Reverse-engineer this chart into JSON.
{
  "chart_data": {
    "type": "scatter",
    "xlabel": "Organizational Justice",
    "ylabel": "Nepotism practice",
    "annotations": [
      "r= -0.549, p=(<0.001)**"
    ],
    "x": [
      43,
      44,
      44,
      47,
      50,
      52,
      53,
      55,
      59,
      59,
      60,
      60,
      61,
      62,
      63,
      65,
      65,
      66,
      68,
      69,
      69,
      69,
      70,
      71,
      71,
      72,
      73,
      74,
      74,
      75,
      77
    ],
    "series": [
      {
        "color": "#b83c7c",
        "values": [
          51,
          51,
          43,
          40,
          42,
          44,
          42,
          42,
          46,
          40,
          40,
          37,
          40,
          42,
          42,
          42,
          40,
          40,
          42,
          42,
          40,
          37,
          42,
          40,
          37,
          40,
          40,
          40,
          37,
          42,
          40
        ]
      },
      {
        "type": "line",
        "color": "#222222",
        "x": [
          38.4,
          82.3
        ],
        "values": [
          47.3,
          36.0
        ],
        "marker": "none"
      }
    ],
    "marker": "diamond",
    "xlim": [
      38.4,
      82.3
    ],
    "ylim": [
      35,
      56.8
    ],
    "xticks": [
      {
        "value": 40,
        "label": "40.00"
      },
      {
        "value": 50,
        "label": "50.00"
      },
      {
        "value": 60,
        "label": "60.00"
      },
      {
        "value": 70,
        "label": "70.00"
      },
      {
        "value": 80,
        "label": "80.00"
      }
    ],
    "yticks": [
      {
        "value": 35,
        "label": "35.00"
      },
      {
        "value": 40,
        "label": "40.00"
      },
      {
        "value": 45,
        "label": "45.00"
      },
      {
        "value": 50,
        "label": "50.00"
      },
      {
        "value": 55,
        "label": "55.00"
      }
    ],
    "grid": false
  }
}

• [What is needed]: Return the listing above word for word.

• [Output of the exercise]:
Reverse-engineer this chart into JSON.
{
  "chart_data": {
    "type": "scatter",
    "xlabel": "Organizational Justice",
    "ylabel": "Nepotism practice",
    "annotations": [
      "r= -0.549, p=(<0.001)**"
    ],
    "x": [
      43,
      44,
      44,
      47,
      50,
      52,
      53,
      55,
      59,
      59,
      60,
      60,
      61,
      62,
      63,
      65,
      65,
      66,
      68,
      69,
      69,
      69,
      70,
      71,
      71,
      72,
      73,
      74,
      74,
      75,
      77
    ],
    "series": [
      {
        "color": "#b83c7c",
        "values": [
          51,
          51,
          43,
          40,
          42,
          44,
          42,
          42,
          46,
          40,
          40,
          37,
          40,
          42,
          42,
          42,
          40,
          40,
          42,
          42,
          40,
          37,
          42,
          40,
          37,
          40,
          40,
          40,
          37,
          42,
          40
        ]
      },
      {
        "type": "line",
        "color": "#222222",
        "x": [
          38.4,
          82.3
        ],
        "values": [
          47.3,
          36.0
        ],
        "marker": "none"
      }
    ],
    "marker": "diamond",
    "xlim": [
      38.4,
      82.3
    ],
    "ylim": [
      35,
      56.8
    ],
    "xticks": [
      {
        "value": 40,
        "label": "40.00"
      },
      {
        "value": 50,
        "label": "50.00"
      },
      {
        "value": 60,
        "label": "60.00"
      },
      {
        "value": 70,
        "label": "70.00"
      },
      {
        "value": 80,
        "label": "80.00"
      }
    ],
    "yticks": [
      {
        "value": 35,
        "label": "35.00"
      },
      {
        "value": 40,
        "label": "40.00"
      },
      {
        "value": 45,
        "label": "45.00"
      },
      {
        "value": 50,
        "label": "50.00"
      },
      {
        "value": 55,
        "label": "55.00"
      }
    ],
    "grid": false
  }
}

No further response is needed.